GIVEN PROBLEM:
An exact copy of all the data is required, with pictures left out.

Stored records
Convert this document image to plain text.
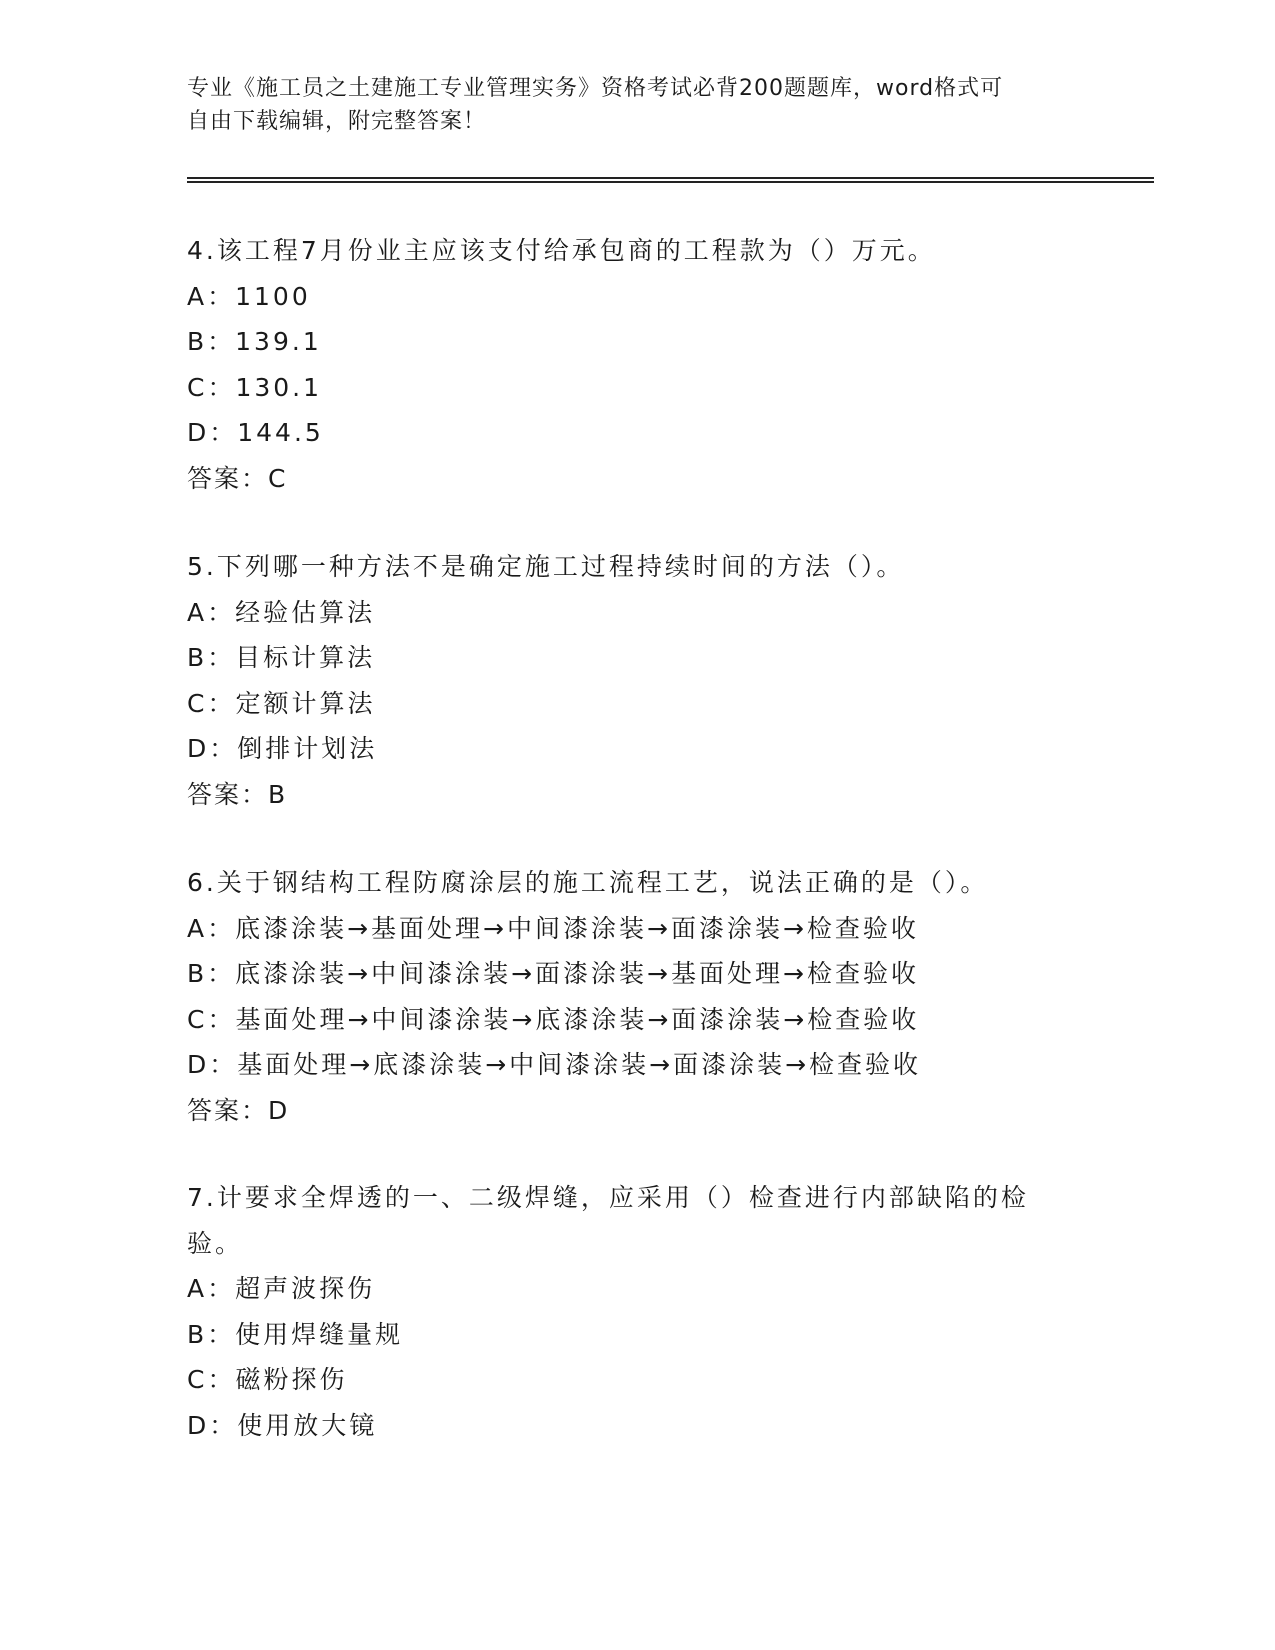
专业《施工员之土建施工专业管理实务》资格考试必背200题题库，word格式可
自由下载编辑，附完整答案！
4.该工程7月份业主应该支付给承包商的工程款为（）万元。
A：1100
B：139.1
C：130.1
D：144.5
答案：C
5.下列哪一种方法不是确定施工过程持续时间的方法（）。
A：经验估算法
B：目标计算法
C：定额计算法
D：倒排计划法
答案：B
6.关于钢结构工程防腐涂层的施工流程工艺，说法正确的是（）。
A：底漆涂装→基面处理→中间漆涂装→面漆涂装→检查验收
B：底漆涂装→中间漆涂装→面漆涂装→基面处理→检查验收
C：基面处理→中间漆涂装→底漆涂装→面漆涂装→检查验收
D：基面处理→底漆涂装→中间漆涂装→面漆涂装→检查验收
答案：D
7.计要求全焊透的一、二级焊缝，应采用（）检查进行内部缺陷的检验。
A：超声波探伤
B：使用焊缝量规
C：磁粉探伤
D：使用放大镜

TASK RESULT:
Convert this document image to plain text.
专业《施工员之土建施工专业管理实务》资格考试必背200题题库，word格式可
自由下载编辑，附完整答案！
4.该工程7月份业主应该支付给承包商的工程款为（）万元。
A：1100
B：139.1
C：130.1
D：144.5
答案：C
5.下列哪一种方法不是确定施工过程持续时间的方法（）。
A：经验估算法
B：目标计算法
C：定额计算法
D：倒排计划法
答案：B
6.关于钢结构工程防腐涂层的施工流程工艺，说法正确的是（）。
A：底漆涂装→基面处理→中间漆涂装→面漆涂装→检查验收
B：底漆涂装→中间漆涂装→面漆涂装→基面处理→检查验收
C：基面处理→中间漆涂装→底漆涂装→面漆涂装→检查验收
D：基面处理→底漆涂装→中间漆涂装→面漆涂装→检查验收
答案：D
7.计要求全焊透的一、二级焊缝，应采用（）检查进行内部缺陷的检验。
A：超声波探伤
B：使用焊缝量规
C：磁粉探伤
D：使用放大镜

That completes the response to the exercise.